[Extrait du texte]

Alors que les frontières courent le risque sérieux de refermer à la rentrée, le cinéma nous invite plus que jamais au voyage. Et ce serait idiot de ne pas l’y accompagner, tant la sélection des sorties se démarque encore par sa richesse et sa variété cette semaine ! En effet, l’aspect peut-être le plus tragique dans la crise profonde que le secteur de l’exploitation cinématographique traverse en ce moment à cause de la pandémie du coronavirus, c’est que de nombreux films dignes d’intérêt sortent chaque mercredi en France, sans que le grand public ne se laisse réellement séduire par cette offre foisonnante …
Les trois films qui nous tiennent particulièrement à cœur en cette mi-août vous emmènent donc au loin, en guise de souvenir précieux des vacances qui viennent de se terminer pour la plupart d’entre nous. Encore que … , la Mongolie n’est pas forcément connue pour son tourisme de masse. A bien y regarder, elle n’est même pas connue du tout auprès du public occidental. Raison de plus de vous conseiller chaudement La Femme des steppes le flic et l’œuf de Wang Quan’an, notre coup de cœur du Festival de Berlin en 2019 qui sort enfin sur les écrans français.
Nous suivons également l’avis positif de notre cher confrère Jean-Jacques sur le nouveau film de Werner Herzog, sélectionné au Festival de Cannes qui n’a pas eu lieu. En plus de son regard sans complaisance sur la société nippone, prise au piège de sentiments de plus en plus factices, Family Romance LLC nous rassure surtout sur le fait que la période Netflix de l’éminent réalisateur allemand appartient désormais au passé. Cela fait près de quatre ans qu’aucun de ses films n’est sorti au cinéma en France, depuis Salt and Fire fin 2016, alors que Herzog, qui fêtera ses 78 ans dans deux semaines, travaille sans relâche ces derniers temps !
Enfin, le documentaire de la semaine nous provient aussi d’un cinéaste de renom, l’Autrichien Hubert Sauper, connu avant tout pour Le Cauchemar de Darwin, nommé à l’Oscar du Meilleur Documentaire et César du Meilleur Premier film en 2006. Dans le poignant et beau Epicentro, il s’intéresse à l’Histoire tourmentée de Cuba, vue à travers les yeux de jeunes élèves de La Havane.
Sinon, ce ne sont pas vraiment les excès de testostérone qui nous intriguent cette semaine. La mauvaise humeur très violente de Russell Crowe dans Enragé de Derrick Borte ne nous paraît guère plus recommandable que la terreur semée dans une maison de location au bord de l’océan dans The Rental de Dave Franco. Seul le drame social mexicain Mano de obra de David Zonana sauve tant soit peu l’honneur filmique de la virilité cette semaine.

[/Extrait du texte]

Consignes de l'exercice:
• a. D'après l'article sur les sorties de cinéma de la semaine, lors de quel festival La Femme des steppes le flic et l'œuf a-t-il été le coup de cœur des auteurs ?
• b. Poursuivez l'article sur les sorties de cinéma de la semaine après sa dernière phrase.

[Données brutes]

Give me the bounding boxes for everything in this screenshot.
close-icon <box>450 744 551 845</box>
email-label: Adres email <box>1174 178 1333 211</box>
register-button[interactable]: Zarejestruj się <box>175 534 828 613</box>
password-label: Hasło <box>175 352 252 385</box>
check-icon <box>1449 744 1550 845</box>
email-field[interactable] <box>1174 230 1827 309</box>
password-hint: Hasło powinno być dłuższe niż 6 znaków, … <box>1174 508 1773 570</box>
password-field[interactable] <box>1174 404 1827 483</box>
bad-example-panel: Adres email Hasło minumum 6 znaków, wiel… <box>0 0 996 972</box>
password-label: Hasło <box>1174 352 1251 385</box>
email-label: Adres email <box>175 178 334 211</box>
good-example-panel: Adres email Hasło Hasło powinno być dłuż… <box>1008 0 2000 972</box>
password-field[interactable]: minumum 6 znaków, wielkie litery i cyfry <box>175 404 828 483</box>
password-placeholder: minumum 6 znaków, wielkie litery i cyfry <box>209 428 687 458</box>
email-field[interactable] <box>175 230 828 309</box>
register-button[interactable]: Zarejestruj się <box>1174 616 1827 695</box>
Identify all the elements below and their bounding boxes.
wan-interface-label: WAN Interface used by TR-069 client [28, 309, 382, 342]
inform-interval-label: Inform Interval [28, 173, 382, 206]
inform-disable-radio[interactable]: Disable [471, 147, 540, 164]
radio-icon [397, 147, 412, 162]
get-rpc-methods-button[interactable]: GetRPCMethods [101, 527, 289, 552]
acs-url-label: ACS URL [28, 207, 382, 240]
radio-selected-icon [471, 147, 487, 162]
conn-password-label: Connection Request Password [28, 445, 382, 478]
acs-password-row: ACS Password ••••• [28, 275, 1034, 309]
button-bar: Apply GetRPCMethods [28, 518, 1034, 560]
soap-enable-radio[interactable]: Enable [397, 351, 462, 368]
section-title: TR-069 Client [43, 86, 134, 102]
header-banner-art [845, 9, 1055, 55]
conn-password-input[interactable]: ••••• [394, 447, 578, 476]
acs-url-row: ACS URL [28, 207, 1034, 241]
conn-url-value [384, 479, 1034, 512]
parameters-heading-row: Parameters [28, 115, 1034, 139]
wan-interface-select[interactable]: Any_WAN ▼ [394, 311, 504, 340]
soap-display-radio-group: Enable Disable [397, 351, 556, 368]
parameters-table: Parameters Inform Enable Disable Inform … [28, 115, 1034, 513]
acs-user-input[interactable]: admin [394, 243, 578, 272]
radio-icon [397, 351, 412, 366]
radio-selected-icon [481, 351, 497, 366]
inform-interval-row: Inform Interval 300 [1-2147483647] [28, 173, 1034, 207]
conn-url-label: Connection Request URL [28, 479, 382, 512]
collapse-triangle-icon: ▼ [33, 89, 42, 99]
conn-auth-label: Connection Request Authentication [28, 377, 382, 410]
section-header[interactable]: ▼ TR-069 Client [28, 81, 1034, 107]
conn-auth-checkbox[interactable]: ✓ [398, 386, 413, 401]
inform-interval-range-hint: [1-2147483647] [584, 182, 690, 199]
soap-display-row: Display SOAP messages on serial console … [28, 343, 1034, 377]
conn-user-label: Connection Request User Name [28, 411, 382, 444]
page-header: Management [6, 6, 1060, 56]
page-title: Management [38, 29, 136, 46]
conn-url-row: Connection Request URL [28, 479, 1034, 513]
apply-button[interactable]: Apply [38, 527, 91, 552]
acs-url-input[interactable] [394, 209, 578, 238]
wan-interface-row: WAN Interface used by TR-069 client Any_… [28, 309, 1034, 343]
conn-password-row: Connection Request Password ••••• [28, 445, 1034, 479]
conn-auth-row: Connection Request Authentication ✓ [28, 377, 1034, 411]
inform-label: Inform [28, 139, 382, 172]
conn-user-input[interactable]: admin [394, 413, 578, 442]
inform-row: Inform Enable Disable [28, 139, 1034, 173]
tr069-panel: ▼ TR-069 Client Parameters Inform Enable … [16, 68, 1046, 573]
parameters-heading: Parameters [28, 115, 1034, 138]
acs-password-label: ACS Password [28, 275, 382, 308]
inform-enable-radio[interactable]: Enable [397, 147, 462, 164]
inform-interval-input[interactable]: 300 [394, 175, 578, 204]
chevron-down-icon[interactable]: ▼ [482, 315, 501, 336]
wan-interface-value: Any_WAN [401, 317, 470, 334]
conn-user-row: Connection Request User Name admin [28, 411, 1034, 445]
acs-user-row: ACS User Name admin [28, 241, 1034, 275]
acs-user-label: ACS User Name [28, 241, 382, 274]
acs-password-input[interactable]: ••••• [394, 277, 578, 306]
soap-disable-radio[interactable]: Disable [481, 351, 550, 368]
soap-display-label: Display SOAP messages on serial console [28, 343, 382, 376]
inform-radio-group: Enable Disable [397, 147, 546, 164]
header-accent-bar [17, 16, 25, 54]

[/Données brutes]

Réponses numérotées:
• a. Au Festival de Berlin en 2019.

• b.
Car de l’autre côté, de belles histoires au féminin abondent ! Et on ne pense même pas dans ce contexte à A Perfect Family de Malou Reymann, une histoire de famille bien dans l’air du temps des transitions de genre. Ce sont plutôt trois films à la thématique féminine et réalisés par des femmes, mais ne surtout pas à réserver aux seules spectatrices : l’émancipation à l’âge de l’adolescence dans Mignonnes, le premier long-métrage de Maimouna Doucouré, César du Meilleur court en 2017 pour Maman(s), celle à l’âge où une grossesse involontaire peut poser problème dans Never Rarely Sometimes Always de Eliza Hittman et enfin une plongée dans le monde féodal au Vietnam du XIXème siècle dans La Troisième femme de Ash Mayfair.
Ce n’est pas moins qu’une dizaine de films qui font leur retour sur grand écran à partir d’aujourd’hui ! Pour la plupart, il s’agit de chefs-d’œuvre du cinéma asiatique, venus principalement du Japon, avec la rétrospective des six films que l’immense Yasujiro Ozu avait tournés en couleur à la fin des années 1950, ainsi que, dans un changement de registre total, le film phare de l’anime Akira de Katsuhiro Otomo. Une preuve supplémentaire des qualités complémentaires du cinéma oriental est fournie par le wu-xia-pian Raining in the Mountain du maître du genre King Hu.
Notre tour d’horizon de ce programme hebdomadaire particulièrement éclectique s’achève dans un bain de sang et de cervelle grâce au jouissif Scanners de David Cronenberg et d’une façon infiniment plus dérisoire à travers la farce médicale Il medico della mutua de Luigi Zampa avec l’irremplaçable Alberto Sordi.
A Perfect Family de Malou Reymann (Danemark, Drame, 1h33, distribué sur 60 copies) avec Mikkel Boe Folsgaard, Jessica Dinnage et Hadewych Minis
Belle fille de Méliane Marcaggi (France, Comédie, 1h36) avec Alexandra Lamy, Miou-Miou et Jonathan Zaccaï
Enragé de Derrick Borte (États-Unis, Thriller, 1h30, distribué sur 269 copies) avec Russell Crowe, Jimmi Simpson et Gabriel Bateman
Epicentro de Hubert Sauper (France, Documentaire, 1h48)
Family Romance LLC de Werner Herzog (Japon, Drame, 1h29) avec Ishii Yuichi et Mahiro Tanimoto (critique)
La Femme des steppes le flic et l’œuf de Wang Quan’an (Mongolie, Drame, 1h37, distribué sur 57 copies) avec Dulamjav Enkhtaivan, Aorigeletu et Norovsambuu (critique)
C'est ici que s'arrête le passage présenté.